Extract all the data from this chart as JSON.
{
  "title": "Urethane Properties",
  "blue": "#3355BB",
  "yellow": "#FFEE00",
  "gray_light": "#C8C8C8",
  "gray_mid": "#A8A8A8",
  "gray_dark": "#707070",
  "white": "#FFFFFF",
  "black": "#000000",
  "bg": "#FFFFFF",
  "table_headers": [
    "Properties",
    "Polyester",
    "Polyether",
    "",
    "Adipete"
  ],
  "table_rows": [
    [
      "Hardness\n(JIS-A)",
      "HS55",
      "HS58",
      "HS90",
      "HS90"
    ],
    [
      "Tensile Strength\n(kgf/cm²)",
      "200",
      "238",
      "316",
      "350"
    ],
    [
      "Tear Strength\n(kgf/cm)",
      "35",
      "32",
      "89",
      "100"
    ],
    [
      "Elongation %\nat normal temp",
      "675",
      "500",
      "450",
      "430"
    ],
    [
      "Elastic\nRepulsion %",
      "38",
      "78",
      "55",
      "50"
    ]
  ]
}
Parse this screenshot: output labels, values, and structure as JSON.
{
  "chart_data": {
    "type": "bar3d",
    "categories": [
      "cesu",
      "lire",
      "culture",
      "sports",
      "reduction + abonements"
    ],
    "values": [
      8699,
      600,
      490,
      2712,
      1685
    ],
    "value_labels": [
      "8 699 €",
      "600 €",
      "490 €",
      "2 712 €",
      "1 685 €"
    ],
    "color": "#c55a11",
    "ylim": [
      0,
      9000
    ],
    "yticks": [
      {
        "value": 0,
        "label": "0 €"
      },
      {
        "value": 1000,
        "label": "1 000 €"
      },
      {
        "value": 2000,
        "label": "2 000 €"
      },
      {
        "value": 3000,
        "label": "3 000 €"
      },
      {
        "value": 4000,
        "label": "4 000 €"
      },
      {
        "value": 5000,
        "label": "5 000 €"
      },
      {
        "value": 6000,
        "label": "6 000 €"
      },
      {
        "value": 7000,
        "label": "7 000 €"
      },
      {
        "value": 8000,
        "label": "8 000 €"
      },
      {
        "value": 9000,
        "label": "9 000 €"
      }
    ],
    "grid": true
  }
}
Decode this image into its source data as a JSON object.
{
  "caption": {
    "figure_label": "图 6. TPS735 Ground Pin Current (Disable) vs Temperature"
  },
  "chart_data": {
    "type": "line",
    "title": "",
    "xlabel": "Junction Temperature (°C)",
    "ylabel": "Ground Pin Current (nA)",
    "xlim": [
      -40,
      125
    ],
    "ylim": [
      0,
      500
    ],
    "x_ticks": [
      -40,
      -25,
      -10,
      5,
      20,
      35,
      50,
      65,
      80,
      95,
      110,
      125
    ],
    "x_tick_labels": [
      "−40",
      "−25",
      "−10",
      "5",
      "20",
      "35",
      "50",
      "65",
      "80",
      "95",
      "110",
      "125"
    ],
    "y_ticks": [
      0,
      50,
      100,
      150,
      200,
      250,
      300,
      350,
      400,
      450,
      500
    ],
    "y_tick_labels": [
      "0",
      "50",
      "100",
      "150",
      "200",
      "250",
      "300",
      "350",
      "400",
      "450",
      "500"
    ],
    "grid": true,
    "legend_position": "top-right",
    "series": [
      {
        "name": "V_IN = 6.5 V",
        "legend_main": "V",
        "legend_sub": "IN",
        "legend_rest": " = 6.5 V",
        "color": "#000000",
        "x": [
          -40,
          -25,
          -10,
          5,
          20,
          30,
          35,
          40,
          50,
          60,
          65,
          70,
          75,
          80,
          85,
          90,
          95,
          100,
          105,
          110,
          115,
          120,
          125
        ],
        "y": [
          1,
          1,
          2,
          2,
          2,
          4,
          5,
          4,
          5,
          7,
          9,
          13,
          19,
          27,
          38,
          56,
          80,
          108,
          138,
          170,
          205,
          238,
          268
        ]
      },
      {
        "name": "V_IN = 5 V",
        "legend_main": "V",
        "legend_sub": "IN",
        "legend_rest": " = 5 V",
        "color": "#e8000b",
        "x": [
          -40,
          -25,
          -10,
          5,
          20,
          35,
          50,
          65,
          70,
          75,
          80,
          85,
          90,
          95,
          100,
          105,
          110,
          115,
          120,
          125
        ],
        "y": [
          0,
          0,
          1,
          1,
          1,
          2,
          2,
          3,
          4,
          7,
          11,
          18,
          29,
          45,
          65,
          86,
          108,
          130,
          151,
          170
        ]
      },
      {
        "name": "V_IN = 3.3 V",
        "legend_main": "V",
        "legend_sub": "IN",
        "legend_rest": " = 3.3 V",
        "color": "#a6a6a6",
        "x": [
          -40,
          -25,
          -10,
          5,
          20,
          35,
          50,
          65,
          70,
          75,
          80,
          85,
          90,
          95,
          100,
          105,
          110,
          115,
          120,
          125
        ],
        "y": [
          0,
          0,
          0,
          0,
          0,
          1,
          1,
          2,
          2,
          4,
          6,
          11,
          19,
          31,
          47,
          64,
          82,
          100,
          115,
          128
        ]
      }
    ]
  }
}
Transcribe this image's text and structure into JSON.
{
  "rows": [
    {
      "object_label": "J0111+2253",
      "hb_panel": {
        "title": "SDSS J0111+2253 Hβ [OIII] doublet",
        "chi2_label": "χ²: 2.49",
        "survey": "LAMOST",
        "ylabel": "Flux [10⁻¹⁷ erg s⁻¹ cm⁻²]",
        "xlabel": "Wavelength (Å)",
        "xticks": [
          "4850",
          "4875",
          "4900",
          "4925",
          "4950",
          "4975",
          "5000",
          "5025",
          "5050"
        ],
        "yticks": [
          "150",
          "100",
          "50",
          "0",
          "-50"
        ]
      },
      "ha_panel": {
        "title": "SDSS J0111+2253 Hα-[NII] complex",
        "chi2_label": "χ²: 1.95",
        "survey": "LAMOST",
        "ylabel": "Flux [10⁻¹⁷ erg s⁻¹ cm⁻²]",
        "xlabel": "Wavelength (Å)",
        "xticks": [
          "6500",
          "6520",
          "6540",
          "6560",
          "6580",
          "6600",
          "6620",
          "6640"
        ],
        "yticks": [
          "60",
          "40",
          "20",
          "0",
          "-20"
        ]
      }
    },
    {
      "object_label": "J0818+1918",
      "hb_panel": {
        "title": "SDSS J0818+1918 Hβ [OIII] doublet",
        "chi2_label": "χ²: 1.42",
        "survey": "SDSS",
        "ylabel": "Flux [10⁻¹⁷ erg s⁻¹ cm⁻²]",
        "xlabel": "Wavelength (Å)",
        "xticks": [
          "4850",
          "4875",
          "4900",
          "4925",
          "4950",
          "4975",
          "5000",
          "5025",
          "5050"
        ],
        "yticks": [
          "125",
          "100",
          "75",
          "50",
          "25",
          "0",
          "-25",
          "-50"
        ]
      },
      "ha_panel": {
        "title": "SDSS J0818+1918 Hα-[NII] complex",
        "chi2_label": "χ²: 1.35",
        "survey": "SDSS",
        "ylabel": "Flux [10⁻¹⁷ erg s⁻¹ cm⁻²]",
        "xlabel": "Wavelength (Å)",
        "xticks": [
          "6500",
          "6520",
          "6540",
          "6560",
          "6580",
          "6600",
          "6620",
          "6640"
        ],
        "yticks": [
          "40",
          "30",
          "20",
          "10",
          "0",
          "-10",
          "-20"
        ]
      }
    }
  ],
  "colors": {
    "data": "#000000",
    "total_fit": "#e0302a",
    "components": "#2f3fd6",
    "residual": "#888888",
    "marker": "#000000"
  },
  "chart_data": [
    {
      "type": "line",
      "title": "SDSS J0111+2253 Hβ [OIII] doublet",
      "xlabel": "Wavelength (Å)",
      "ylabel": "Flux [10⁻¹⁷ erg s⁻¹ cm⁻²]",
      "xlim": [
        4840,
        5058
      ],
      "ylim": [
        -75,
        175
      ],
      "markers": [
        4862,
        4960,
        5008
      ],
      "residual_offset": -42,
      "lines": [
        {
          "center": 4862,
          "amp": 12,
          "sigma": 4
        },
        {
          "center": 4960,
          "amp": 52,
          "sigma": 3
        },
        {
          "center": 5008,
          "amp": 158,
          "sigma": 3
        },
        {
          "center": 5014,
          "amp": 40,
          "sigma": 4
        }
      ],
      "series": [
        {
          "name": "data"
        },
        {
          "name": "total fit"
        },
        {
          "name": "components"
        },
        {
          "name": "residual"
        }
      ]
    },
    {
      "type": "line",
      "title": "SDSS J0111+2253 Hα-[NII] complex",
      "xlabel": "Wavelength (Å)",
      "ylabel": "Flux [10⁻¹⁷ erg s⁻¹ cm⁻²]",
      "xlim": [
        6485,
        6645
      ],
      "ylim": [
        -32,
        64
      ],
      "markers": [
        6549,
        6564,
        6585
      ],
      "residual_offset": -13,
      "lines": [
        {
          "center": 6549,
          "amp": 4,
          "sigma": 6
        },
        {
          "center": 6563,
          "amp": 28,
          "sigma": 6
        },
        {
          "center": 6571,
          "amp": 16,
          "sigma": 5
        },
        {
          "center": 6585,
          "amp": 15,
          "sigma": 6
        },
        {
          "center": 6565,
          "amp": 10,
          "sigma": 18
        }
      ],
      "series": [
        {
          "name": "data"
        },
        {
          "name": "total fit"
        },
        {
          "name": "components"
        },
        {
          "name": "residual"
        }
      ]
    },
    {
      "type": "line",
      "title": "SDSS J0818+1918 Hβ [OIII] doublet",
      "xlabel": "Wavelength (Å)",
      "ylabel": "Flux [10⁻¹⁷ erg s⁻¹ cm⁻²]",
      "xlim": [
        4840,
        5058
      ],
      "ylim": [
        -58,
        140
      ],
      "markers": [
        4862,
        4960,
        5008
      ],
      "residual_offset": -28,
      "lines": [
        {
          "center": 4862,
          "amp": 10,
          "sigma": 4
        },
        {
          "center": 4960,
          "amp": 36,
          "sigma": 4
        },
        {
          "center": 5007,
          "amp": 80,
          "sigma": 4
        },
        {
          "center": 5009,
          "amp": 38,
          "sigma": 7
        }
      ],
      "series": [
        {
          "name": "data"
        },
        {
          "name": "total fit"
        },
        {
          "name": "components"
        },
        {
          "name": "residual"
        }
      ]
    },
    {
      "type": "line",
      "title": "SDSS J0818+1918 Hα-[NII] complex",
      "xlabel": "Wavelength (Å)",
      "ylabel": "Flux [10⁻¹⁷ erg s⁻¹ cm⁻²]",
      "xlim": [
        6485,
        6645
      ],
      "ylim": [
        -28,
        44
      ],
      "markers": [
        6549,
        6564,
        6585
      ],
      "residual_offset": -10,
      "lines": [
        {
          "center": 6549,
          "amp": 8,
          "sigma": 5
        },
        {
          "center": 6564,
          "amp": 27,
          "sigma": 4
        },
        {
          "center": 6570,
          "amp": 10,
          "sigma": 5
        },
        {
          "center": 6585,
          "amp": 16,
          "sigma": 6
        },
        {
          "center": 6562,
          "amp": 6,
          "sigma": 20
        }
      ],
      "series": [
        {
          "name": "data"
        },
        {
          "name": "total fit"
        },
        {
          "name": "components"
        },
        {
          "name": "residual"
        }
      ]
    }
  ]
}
——
• Request
Search the lines above for the string "image", then show every one that has it.

• Task output
Decode this image into its source data as a JSON object.
Transcribe this image's text and structure into JSON.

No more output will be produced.